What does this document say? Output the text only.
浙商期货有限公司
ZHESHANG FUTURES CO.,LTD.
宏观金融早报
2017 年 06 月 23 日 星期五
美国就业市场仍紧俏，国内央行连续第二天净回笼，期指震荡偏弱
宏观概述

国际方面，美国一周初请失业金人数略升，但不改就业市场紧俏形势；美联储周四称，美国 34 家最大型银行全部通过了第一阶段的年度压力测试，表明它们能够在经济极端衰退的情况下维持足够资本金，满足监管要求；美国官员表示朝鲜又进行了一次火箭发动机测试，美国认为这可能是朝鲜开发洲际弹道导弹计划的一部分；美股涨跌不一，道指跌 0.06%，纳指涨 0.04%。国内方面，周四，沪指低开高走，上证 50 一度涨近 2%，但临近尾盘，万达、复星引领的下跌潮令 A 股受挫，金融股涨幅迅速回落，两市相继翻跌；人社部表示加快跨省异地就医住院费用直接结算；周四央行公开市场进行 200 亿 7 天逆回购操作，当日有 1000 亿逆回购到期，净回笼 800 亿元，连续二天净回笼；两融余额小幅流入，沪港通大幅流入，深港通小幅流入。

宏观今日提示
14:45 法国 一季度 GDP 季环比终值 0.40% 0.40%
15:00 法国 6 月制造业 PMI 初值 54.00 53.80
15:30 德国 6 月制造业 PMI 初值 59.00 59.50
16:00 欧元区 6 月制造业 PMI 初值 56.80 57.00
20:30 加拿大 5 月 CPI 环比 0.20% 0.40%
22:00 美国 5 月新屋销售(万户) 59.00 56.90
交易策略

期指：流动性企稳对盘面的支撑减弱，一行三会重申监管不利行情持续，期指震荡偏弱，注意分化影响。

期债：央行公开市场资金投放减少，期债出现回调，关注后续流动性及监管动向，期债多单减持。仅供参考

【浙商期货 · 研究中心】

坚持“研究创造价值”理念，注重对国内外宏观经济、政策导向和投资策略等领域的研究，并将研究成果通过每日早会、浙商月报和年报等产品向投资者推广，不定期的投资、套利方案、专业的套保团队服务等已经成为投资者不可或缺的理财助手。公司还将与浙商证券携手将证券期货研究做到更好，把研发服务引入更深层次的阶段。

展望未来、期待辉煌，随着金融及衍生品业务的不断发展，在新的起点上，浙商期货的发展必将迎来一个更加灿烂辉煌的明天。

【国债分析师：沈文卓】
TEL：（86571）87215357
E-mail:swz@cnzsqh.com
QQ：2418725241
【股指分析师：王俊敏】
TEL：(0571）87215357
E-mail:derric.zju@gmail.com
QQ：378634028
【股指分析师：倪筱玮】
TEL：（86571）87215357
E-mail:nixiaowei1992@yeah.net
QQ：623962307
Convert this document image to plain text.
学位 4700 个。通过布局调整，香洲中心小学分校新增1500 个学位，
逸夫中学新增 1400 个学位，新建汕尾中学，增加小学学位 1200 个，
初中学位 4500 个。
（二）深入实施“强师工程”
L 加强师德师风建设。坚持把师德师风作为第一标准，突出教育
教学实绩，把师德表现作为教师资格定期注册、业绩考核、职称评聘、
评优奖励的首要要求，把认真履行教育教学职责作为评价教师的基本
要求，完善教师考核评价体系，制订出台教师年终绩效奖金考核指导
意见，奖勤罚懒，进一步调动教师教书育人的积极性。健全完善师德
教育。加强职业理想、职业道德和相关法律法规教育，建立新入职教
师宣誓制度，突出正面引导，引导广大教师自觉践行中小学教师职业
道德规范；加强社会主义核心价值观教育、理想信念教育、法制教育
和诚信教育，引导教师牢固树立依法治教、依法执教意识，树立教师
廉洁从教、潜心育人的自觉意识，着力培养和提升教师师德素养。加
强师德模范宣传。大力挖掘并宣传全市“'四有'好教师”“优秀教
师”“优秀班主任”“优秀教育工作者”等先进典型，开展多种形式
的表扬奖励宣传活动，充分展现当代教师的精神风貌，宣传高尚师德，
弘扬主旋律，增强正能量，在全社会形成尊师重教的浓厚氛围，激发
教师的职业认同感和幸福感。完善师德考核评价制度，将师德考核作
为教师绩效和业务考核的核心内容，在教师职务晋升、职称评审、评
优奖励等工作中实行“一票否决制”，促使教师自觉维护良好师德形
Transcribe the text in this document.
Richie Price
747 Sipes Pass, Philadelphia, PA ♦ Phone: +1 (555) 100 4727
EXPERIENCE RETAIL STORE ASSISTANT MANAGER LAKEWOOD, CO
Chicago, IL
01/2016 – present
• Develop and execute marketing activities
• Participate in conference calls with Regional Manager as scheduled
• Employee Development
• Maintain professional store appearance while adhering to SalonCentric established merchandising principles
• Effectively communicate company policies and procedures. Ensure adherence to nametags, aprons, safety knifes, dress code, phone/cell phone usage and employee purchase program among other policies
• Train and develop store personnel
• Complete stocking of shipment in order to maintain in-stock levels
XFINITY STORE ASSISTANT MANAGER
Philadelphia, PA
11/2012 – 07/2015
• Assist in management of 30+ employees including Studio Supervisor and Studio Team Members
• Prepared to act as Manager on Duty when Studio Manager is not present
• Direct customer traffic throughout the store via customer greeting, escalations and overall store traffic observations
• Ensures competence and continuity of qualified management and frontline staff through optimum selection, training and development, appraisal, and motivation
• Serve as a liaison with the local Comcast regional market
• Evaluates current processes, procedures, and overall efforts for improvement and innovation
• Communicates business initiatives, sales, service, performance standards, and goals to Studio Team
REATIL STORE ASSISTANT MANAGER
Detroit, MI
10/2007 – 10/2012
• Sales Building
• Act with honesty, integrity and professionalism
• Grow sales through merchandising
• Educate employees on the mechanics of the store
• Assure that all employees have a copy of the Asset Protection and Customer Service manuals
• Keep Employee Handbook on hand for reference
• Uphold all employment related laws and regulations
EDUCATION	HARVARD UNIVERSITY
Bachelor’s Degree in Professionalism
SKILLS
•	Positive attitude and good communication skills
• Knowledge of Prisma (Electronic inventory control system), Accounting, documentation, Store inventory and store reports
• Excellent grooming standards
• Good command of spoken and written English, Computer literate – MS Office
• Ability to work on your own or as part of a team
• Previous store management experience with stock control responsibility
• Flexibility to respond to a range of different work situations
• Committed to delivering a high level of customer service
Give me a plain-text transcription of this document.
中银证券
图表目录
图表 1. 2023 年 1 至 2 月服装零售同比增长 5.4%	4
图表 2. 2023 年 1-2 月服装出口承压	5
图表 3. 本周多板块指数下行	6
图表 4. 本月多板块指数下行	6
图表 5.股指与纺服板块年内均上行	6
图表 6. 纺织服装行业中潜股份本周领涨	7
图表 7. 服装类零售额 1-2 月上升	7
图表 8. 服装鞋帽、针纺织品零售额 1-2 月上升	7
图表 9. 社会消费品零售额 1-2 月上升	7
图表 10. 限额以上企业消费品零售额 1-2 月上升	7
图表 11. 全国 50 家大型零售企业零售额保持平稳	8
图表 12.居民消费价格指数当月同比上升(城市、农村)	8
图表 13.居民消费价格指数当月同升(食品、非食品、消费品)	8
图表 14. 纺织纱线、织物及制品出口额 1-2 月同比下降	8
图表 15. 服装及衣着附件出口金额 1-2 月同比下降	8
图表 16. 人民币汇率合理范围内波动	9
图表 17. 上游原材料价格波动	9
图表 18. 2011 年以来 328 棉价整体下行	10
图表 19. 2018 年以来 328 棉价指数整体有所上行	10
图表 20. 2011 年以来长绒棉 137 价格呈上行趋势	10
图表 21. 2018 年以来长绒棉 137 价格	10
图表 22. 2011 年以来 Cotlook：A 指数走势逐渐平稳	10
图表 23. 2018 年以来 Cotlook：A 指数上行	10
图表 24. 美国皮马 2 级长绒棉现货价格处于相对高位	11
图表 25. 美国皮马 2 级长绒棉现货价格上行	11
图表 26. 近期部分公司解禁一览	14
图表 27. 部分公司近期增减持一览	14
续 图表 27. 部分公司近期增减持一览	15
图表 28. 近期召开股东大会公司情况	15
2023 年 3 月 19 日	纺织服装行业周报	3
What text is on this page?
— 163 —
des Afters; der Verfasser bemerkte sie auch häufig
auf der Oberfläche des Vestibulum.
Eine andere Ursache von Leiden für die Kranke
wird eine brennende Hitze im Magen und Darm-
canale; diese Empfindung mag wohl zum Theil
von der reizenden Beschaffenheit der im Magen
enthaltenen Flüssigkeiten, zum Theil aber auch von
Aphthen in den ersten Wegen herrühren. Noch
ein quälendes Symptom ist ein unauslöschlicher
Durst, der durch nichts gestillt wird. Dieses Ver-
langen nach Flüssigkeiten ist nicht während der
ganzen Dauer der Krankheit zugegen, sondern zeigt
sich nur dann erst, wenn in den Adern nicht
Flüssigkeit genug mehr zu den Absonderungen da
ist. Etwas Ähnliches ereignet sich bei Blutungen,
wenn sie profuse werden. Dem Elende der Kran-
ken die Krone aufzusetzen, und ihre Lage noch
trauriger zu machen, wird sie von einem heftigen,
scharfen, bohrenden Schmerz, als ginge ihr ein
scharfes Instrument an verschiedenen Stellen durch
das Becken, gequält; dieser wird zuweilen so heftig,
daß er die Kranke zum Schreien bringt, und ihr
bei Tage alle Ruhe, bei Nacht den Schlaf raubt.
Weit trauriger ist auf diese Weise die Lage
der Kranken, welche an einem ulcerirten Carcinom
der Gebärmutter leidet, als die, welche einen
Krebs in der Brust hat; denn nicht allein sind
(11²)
------------------------------------------------------------------------
Check each line above for the word "this" and copy the ones that have it.

What does this document say? Output the text only.
Convert this document image to plain text.
Transcribe the text in this document.
Give me a plain-text transcription of this document.
What text is on this page?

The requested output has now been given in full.